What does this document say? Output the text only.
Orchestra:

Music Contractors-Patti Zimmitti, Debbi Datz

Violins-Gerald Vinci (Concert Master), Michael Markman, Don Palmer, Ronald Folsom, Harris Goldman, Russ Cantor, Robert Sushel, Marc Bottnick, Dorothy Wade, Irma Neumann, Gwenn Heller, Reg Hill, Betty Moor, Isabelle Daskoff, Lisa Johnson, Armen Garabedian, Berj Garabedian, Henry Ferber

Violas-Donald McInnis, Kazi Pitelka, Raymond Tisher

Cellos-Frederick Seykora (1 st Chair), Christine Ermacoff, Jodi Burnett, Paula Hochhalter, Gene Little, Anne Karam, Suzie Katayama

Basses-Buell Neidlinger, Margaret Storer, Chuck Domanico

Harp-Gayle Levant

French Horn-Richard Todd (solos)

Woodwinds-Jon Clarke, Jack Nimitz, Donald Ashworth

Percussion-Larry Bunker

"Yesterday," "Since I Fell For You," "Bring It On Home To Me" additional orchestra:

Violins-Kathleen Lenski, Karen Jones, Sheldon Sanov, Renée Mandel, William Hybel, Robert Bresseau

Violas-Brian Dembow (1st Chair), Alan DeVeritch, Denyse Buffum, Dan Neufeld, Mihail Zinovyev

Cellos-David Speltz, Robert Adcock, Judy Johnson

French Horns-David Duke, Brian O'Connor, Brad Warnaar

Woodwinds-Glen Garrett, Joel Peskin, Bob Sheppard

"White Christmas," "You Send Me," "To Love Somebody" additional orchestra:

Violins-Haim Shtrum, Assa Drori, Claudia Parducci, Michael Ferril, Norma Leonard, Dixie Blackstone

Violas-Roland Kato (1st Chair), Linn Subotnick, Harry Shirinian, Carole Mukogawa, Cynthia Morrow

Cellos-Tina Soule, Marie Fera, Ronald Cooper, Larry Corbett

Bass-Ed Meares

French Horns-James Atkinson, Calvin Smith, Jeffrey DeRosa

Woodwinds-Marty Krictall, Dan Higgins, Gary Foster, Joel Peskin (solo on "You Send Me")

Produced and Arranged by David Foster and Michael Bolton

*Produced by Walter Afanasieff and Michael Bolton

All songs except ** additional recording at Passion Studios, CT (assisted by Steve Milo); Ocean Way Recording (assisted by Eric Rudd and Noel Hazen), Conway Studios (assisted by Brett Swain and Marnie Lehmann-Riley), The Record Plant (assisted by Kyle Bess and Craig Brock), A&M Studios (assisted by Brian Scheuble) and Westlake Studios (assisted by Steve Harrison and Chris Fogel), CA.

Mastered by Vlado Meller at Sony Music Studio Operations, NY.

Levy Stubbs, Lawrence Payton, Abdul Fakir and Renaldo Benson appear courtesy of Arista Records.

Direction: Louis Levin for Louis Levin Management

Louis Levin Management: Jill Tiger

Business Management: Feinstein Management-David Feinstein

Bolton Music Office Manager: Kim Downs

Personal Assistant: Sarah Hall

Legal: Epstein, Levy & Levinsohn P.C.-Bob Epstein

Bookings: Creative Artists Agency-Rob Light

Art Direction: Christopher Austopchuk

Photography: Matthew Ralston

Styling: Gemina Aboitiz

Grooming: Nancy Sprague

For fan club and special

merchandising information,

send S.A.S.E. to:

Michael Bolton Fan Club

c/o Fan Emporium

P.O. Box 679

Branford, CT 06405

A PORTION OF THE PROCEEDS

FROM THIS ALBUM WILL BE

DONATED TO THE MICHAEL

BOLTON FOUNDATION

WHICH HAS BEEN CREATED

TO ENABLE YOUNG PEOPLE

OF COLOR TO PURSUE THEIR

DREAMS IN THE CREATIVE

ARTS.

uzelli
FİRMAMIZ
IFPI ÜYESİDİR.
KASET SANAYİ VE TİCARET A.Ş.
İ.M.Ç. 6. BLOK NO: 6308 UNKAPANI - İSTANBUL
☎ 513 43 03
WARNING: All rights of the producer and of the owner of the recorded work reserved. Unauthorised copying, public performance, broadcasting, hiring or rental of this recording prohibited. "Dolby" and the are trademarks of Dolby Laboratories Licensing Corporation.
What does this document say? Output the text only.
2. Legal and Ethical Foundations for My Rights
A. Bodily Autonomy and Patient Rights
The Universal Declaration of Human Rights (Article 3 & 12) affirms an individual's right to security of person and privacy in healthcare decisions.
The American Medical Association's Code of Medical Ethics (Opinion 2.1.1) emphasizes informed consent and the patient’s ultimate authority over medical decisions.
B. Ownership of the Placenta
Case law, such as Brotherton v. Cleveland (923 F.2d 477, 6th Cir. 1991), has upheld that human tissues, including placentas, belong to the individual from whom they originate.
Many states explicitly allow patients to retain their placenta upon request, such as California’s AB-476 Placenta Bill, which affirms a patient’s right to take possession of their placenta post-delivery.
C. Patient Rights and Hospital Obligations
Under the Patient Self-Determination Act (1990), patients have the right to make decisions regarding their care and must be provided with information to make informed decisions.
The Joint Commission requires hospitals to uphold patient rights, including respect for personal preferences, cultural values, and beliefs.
- - -
Which of the lines in the data contain the string "Joel"? Return each one.

#### ANSWER SECTION:
Woodwinds-Glen Garrett, Joel Peskin, Bob Sheppard
Woodwinds-Marty Krictall, Dan Higgins, Gary Foster, Joel Peskin (solo on "You Send Me")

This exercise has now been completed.